=== Section Start ===
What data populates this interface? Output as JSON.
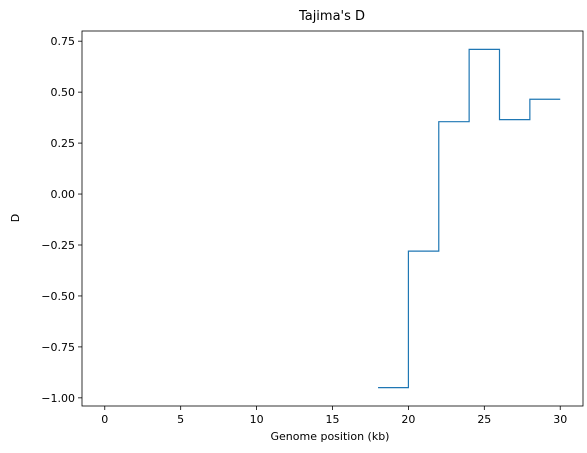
{
  "chart_data": {
    "type": "line",
    "step": "post",
    "title": "Tajima's D",
    "xlabel": "Genome position (kb)",
    "ylabel": "D",
    "xlim": [
      -1.5,
      31.5
    ],
    "ylim": [
      -1.04,
      0.8
    ],
    "xticks": [
      0,
      5,
      10,
      15,
      20,
      25,
      30
    ],
    "xtick_labels": [
      "0",
      "5",
      "10",
      "15",
      "20",
      "25",
      "30"
    ],
    "yticks": [
      -1.0,
      -0.75,
      -0.5,
      -0.25,
      0.0,
      0.25,
      0.5,
      0.75
    ],
    "ytick_labels": [
      "−1.00",
      "−0.75",
      "−0.50",
      "−0.25",
      "0.00",
      "0.25",
      "0.50",
      "0.75"
    ],
    "grid": false,
    "series": [
      {
        "color": "#1f77b4",
        "x": [
          18,
          20,
          22,
          24,
          26,
          28,
          30
        ],
        "y": [
          -0.95,
          -0.28,
          0.355,
          0.71,
          0.365,
          0.465,
          0.465
        ]
      }
    ]
  }
}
=== Section End ===
_Problem requirements_:
Copy each line of the material above exactly, but not the images.

_Answer box_:
What data populates this interface? Output as JSON.
{
  "chart_data": {
    "type": "line",
    "step": "post",
    "title": "Tajima's D",
    "xlabel": "Genome position (kb)",
    "ylabel": "D",
    "xlim": [
      -1.5,
      31.5
    ],
    "ylim": [
      -1.04,
      0.8
    ],
    "xticks": [
      0,
      5,
      10,
      15,
      20,
      25,
      30
    ],
    "xtick_labels": [
      "0",
      "5",
      "10",
      "15",
      "20",
      "25",
      "30"
    ],
    "yticks": [
      -1.0,
      -0.75,
      -0.5,
      -0.25,
      0.0,
      0.25,
      0.5,
      0.75
    ],
    "ytick_labels": [
      "−1.00",
      "−0.75",
      "−0.50",
      "−0.25",
      "0.00",
      "0.25",
      "0.50",
      "0.75"
    ],
    "grid": false,
    "series": [
      {
        "color": "#1f77b4",
        "x": [
          18,
          20,
          22,
          24,
          26,
          28,
          30
        ],
        "y": [
          -0.95,
          -0.28,
          0.355,
          0.71,
          0.365,
          0.465,
          0.465
        ]
      }
    ]
  }
}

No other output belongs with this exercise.